(Layout element entries)
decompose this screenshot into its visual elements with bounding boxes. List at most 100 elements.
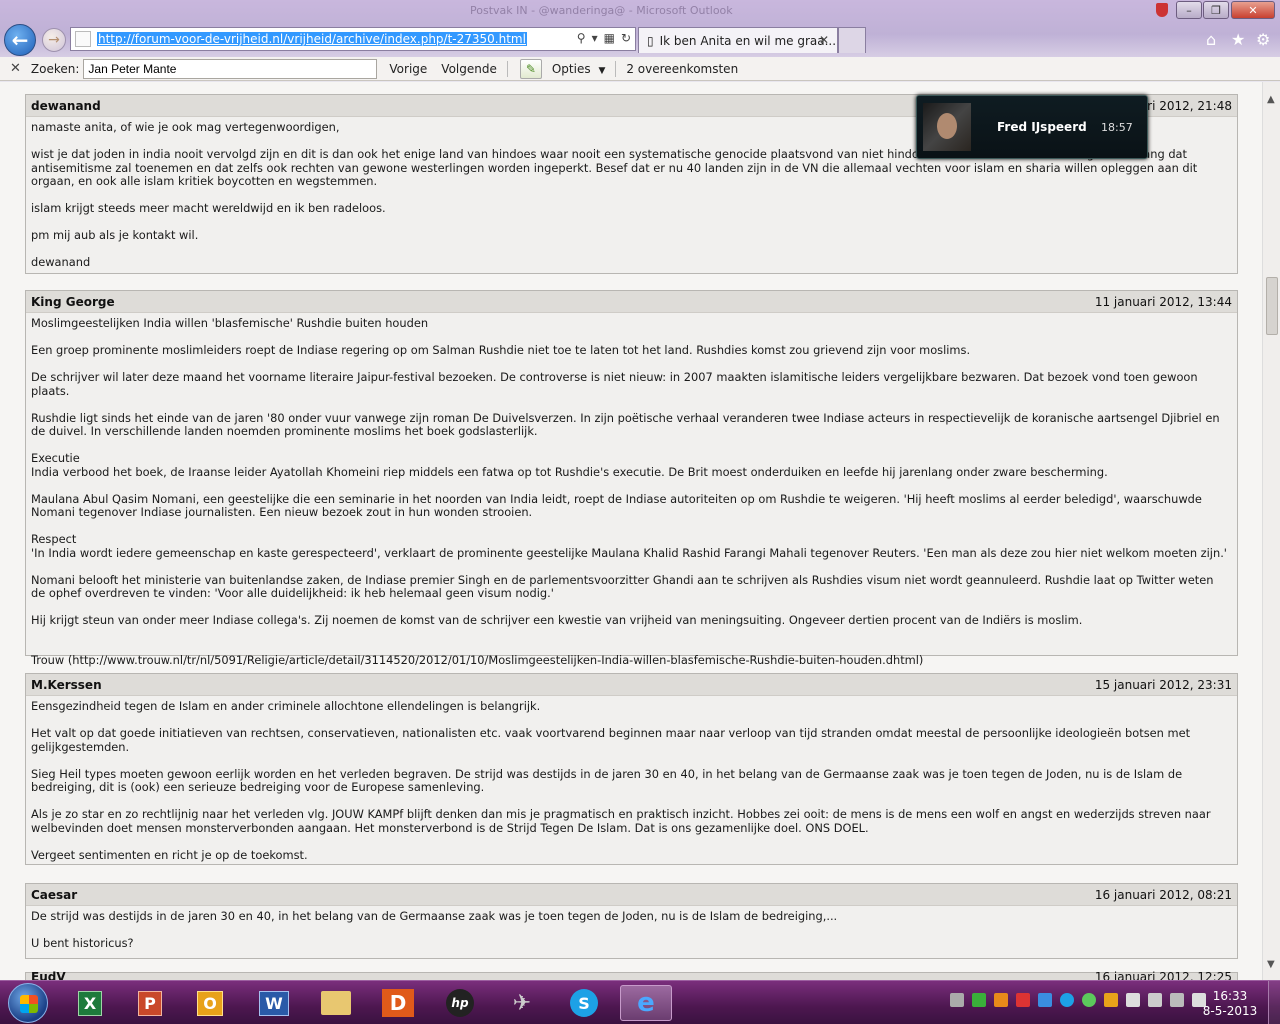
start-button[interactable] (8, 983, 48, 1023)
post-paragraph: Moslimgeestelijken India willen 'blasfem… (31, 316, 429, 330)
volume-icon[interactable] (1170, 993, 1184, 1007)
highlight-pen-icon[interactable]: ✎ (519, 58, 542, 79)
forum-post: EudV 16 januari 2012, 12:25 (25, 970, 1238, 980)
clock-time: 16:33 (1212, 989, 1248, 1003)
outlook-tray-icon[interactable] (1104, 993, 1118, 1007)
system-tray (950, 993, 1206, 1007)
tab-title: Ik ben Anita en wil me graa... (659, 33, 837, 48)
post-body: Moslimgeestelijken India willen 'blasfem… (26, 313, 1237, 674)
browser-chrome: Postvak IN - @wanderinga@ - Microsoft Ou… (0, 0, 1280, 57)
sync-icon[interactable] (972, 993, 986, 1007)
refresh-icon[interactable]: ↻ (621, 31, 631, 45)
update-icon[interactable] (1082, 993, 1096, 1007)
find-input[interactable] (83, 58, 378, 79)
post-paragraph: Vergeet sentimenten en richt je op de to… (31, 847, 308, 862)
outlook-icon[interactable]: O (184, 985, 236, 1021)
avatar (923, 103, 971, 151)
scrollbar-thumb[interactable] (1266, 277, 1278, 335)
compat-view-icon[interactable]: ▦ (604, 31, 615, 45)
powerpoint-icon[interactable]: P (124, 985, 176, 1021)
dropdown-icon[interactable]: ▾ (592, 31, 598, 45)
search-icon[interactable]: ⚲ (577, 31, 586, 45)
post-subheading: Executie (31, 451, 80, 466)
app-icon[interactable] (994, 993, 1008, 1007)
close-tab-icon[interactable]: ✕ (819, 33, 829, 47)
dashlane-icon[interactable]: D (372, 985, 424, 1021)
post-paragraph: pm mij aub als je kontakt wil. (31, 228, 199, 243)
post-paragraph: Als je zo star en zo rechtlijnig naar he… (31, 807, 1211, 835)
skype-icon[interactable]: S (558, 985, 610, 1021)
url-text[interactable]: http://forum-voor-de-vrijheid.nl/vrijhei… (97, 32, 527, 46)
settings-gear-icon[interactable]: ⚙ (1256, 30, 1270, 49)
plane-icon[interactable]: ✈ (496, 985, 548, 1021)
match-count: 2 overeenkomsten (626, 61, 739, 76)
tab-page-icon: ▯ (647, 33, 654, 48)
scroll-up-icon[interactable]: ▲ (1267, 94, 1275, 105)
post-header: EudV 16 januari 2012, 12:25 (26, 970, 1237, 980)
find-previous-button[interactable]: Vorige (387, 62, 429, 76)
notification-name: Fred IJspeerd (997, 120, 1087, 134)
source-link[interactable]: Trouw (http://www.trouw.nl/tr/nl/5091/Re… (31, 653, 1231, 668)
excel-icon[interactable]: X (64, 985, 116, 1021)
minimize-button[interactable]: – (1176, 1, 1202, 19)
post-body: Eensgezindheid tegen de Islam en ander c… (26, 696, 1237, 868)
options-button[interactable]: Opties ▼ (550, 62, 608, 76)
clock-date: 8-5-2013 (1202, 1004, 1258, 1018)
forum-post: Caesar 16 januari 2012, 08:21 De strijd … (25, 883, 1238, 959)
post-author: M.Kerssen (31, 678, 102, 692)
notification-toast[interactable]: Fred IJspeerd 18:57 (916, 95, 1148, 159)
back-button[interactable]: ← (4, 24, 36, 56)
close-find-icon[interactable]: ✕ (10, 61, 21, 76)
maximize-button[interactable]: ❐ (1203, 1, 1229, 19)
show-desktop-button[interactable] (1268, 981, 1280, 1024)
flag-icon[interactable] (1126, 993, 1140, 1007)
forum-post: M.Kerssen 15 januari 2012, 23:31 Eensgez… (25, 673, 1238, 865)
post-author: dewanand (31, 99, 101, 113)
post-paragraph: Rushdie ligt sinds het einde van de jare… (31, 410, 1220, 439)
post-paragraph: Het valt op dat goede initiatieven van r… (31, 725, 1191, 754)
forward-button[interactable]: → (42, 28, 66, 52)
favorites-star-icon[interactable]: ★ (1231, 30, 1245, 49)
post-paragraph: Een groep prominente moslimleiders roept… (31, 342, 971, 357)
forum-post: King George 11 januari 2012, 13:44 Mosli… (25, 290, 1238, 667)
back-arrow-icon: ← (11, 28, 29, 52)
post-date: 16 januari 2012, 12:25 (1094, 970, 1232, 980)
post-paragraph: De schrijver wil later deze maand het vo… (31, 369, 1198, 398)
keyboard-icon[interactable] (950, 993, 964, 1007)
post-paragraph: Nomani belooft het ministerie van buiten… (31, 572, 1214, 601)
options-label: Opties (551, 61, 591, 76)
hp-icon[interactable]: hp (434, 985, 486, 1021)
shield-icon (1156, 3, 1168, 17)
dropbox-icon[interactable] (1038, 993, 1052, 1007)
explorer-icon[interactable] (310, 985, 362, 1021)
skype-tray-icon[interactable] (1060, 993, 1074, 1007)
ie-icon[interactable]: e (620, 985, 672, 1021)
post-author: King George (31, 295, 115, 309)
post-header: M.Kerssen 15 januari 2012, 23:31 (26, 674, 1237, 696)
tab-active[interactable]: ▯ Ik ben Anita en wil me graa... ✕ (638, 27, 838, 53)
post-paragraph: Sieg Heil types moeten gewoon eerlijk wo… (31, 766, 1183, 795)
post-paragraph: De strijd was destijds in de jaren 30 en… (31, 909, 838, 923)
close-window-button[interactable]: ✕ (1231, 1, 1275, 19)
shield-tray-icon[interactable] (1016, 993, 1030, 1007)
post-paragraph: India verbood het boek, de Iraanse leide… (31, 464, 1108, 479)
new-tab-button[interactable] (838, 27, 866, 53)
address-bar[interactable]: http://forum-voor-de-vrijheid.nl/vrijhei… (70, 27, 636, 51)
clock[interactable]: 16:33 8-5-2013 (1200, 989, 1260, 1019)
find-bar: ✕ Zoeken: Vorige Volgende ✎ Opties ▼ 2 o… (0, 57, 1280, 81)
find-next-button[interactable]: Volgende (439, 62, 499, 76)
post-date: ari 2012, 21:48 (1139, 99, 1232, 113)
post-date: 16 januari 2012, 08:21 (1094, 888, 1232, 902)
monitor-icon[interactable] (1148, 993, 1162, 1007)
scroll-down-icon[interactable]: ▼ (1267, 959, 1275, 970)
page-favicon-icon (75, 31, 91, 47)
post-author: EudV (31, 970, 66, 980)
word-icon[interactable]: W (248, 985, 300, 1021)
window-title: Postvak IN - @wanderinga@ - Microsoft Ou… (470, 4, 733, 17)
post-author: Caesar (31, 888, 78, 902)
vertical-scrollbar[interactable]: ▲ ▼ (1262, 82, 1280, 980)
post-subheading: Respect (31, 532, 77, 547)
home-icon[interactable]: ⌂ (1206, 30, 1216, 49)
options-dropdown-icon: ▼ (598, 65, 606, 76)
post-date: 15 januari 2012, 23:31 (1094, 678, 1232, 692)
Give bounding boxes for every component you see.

--

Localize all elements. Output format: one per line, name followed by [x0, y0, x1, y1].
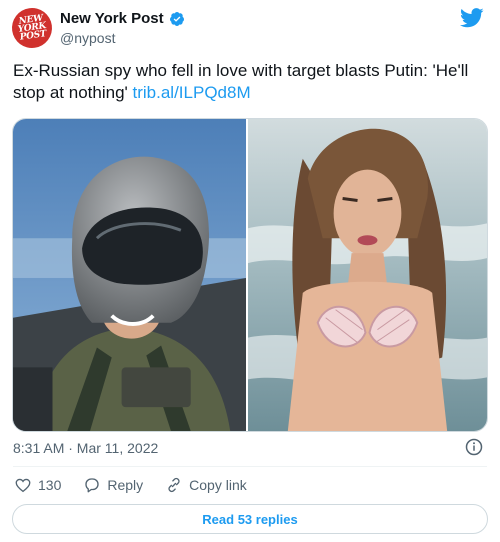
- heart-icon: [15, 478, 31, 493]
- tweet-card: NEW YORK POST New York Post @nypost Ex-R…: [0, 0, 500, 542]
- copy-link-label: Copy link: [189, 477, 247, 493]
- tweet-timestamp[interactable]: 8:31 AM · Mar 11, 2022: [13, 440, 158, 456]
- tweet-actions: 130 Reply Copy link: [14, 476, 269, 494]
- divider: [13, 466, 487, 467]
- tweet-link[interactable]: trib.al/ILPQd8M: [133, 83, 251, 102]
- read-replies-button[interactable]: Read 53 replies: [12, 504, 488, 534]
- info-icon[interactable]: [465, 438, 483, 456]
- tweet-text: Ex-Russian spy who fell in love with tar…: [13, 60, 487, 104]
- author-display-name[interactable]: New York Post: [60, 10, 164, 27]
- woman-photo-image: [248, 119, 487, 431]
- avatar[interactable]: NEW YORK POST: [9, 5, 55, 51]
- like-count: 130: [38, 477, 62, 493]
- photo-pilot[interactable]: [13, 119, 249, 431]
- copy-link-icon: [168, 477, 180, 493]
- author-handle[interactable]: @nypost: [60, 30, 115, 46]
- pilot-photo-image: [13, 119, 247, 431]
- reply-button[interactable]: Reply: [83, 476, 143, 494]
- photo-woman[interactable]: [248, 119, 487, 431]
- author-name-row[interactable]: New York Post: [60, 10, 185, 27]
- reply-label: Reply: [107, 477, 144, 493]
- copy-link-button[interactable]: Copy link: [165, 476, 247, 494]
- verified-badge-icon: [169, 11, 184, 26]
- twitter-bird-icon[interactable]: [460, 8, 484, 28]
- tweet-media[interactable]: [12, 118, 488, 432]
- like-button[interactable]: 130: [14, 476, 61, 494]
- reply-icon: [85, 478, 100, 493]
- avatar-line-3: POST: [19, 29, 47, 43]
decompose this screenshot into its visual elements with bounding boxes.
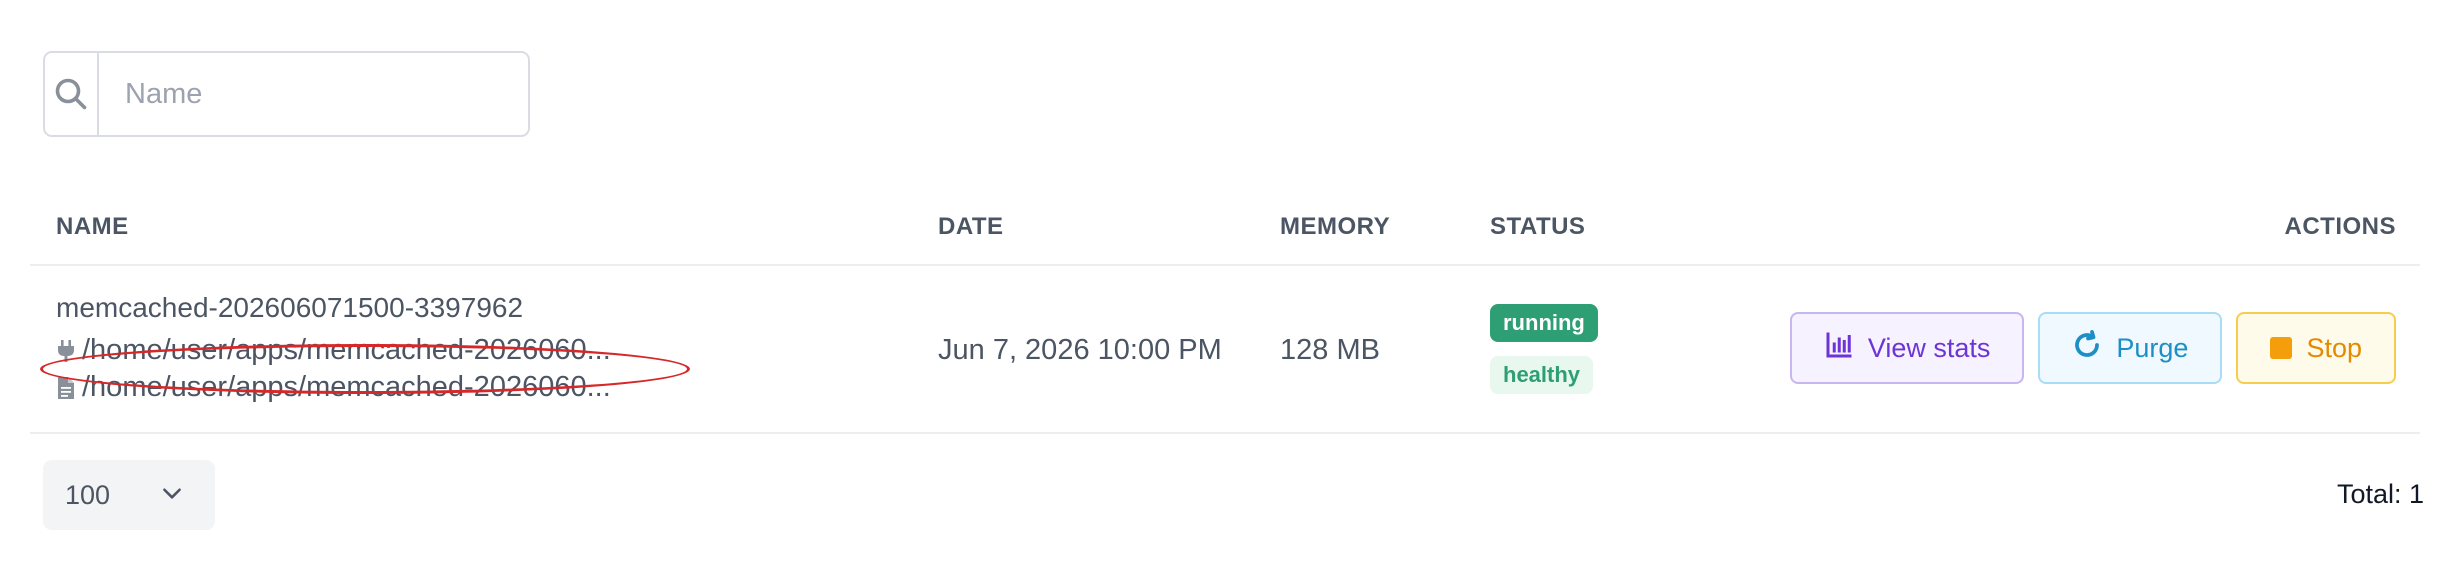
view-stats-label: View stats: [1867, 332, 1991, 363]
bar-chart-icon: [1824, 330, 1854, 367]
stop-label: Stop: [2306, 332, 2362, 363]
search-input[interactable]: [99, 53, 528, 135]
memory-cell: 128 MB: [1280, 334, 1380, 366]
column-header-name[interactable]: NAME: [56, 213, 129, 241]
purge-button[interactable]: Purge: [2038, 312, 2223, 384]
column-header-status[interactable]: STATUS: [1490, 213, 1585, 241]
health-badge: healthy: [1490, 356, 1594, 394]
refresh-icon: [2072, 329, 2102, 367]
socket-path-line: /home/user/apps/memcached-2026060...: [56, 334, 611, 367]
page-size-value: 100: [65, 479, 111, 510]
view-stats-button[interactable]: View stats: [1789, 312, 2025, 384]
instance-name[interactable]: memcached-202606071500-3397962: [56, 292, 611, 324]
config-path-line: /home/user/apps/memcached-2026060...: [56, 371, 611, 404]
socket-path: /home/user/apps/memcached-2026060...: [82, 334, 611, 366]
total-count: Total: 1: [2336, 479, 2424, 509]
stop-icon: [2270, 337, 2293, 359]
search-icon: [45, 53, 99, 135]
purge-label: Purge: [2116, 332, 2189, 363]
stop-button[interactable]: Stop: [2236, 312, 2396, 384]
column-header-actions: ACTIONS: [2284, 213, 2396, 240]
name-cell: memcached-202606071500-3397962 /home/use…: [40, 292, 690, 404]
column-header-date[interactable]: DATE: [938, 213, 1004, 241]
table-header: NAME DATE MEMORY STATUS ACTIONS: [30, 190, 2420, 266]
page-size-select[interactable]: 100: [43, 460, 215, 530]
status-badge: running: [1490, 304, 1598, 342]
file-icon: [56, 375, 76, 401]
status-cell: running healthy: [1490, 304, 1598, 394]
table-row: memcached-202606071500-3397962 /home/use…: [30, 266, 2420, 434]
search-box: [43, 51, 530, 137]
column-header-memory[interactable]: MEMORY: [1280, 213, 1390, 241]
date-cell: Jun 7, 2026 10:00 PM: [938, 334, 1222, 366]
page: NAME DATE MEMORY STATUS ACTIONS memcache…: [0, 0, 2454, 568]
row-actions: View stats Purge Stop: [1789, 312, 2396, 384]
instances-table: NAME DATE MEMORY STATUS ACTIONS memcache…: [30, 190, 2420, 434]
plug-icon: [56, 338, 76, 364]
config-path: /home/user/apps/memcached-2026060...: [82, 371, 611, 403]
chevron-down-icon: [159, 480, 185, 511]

• What this task involves
Rewrite the listing lines from the one containing "view-stats-label: View stats: [1867, 332, 1991, 363]" through the one containing "stop-button[interactable]: Stop: [2236, 312, 2396, 384]", renaming "healthy" to "running" and keeping everything else the same.

• Full solution
view-stats-label: View stats: [1867, 332, 1991, 363]
bar-chart-icon: [1824, 330, 1854, 367]
stop-label: Stop: [2306, 332, 2362, 363]
search-input[interactable]: [99, 53, 528, 135]
memory-cell: 128 MB: [1280, 334, 1380, 366]
column-header-name[interactable]: NAME: [56, 213, 129, 241]
purge-button[interactable]: Purge: [2038, 312, 2223, 384]
column-header-status[interactable]: STATUS: [1490, 213, 1585, 241]
health-badge: running: [1490, 356, 1594, 394]
refresh-icon: [2072, 329, 2102, 367]
socket-path-line: /home/user/apps/memcached-2026060...: [56, 334, 611, 367]
page-size-value: 100: [65, 479, 111, 510]
view-stats-button[interactable]: View stats: [1789, 312, 2025, 384]
instance-name[interactable]: memcached-202606071500-3397962: [56, 292, 611, 324]
config-path-line: /home/user/apps/memcached-2026060...: [56, 371, 611, 404]
socket-path: /home/user/apps/memcached-2026060...: [82, 334, 611, 366]
total-count: Total: 1: [2336, 479, 2424, 509]
stop-icon: [2270, 337, 2293, 359]
search-icon: [45, 53, 99, 135]
purge-label: Purge: [2116, 332, 2189, 363]
stop-button[interactable]: Stop: [2236, 312, 2396, 384]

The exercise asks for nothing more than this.